:: Directions ::
Reproduce the records below exactly, leaving out any pictures.

[Figure contents as structured data]
++++

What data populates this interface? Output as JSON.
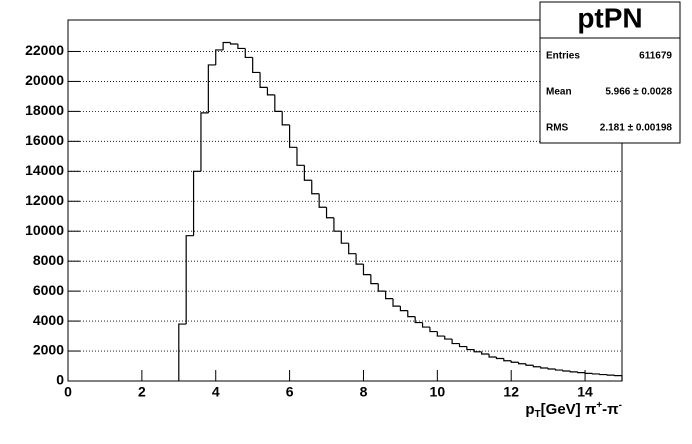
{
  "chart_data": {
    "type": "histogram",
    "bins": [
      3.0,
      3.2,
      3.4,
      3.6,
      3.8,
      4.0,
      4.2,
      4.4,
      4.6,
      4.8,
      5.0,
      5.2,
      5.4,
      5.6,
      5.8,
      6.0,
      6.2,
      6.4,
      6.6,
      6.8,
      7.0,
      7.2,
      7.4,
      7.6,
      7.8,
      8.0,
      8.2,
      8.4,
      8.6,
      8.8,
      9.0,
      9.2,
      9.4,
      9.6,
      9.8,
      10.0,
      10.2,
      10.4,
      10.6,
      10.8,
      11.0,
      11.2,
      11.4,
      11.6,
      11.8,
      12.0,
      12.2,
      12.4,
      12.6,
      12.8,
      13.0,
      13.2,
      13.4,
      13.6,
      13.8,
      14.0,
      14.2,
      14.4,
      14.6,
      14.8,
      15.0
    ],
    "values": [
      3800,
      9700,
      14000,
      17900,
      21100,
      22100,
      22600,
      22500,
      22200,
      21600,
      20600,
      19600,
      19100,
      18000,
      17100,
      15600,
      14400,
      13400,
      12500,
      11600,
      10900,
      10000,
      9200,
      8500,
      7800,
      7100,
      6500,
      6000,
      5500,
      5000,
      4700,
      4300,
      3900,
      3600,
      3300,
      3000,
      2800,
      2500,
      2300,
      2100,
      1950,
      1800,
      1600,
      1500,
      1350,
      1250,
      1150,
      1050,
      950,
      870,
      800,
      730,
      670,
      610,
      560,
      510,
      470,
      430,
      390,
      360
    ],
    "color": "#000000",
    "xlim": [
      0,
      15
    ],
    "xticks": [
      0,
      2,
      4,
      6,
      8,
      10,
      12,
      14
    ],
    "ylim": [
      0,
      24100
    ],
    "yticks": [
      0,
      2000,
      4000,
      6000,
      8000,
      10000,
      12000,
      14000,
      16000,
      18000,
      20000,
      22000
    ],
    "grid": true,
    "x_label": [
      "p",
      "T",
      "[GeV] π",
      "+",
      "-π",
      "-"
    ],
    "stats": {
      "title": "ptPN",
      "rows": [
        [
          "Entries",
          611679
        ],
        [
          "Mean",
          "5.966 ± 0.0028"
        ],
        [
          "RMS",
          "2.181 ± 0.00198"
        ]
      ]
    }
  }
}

++++

:: Response to this task ::
What data populates this interface? Output as JSON.
{
  "chart_data": {
    "type": "histogram",
    "bins": [
      3.0,
      3.2,
      3.4,
      3.6,
      3.8,
      4.0,
      4.2,
      4.4,
      4.6,
      4.8,
      5.0,
      5.2,
      5.4,
      5.6,
      5.8,
      6.0,
      6.2,
      6.4,
      6.6,
      6.8,
      7.0,
      7.2,
      7.4,
      7.6,
      7.8,
      8.0,
      8.2,
      8.4,
      8.6,
      8.8,
      9.0,
      9.2,
      9.4,
      9.6,
      9.8,
      10.0,
      10.2,
      10.4,
      10.6,
      10.8,
      11.0,
      11.2,
      11.4,
      11.6,
      11.8,
      12.0,
      12.2,
      12.4,
      12.6,
      12.8,
      13.0,
      13.2,
      13.4,
      13.6,
      13.8,
      14.0,
      14.2,
      14.4,
      14.6,
      14.8,
      15.0
    ],
    "values": [
      3800,
      9700,
      14000,
      17900,
      21100,
      22100,
      22600,
      22500,
      22200,
      21600,
      20600,
      19600,
      19100,
      18000,
      17100,
      15600,
      14400,
      13400,
      12500,
      11600,
      10900,
      10000,
      9200,
      8500,
      7800,
      7100,
      6500,
      6000,
      5500,
      5000,
      4700,
      4300,
      3900,
      3600,
      3300,
      3000,
      2800,
      2500,
      2300,
      2100,
      1950,
      1800,
      1600,
      1500,
      1350,
      1250,
      1150,
      1050,
      950,
      870,
      800,
      730,
      670,
      610,
      560,
      510,
      470,
      430,
      390,
      360
    ],
    "color": "#000000",
    "xlim": [
      0,
      15
    ],
    "xticks": [
      0,
      2,
      4,
      6,
      8,
      10,
      12,
      14
    ],
    "ylim": [
      0,
      24100
    ],
    "yticks": [
      0,
      2000,
      4000,
      6000,
      8000,
      10000,
      12000,
      14000,
      16000,
      18000,
      20000,
      22000
    ],
    "grid": true,
    "x_label": [
      "p",
      "T",
      "[GeV] π",
      "+",
      "-π",
      "-"
    ],
    "stats": {
      "title": "ptPN",
      "rows": [
        [
          "Entries",
          611679
        ],
        [
          "Mean",
          "5.966 ± 0.0028"
        ],
        [
          "RMS",
          "2.181 ± 0.00198"
        ]
      ]
    }
  }
}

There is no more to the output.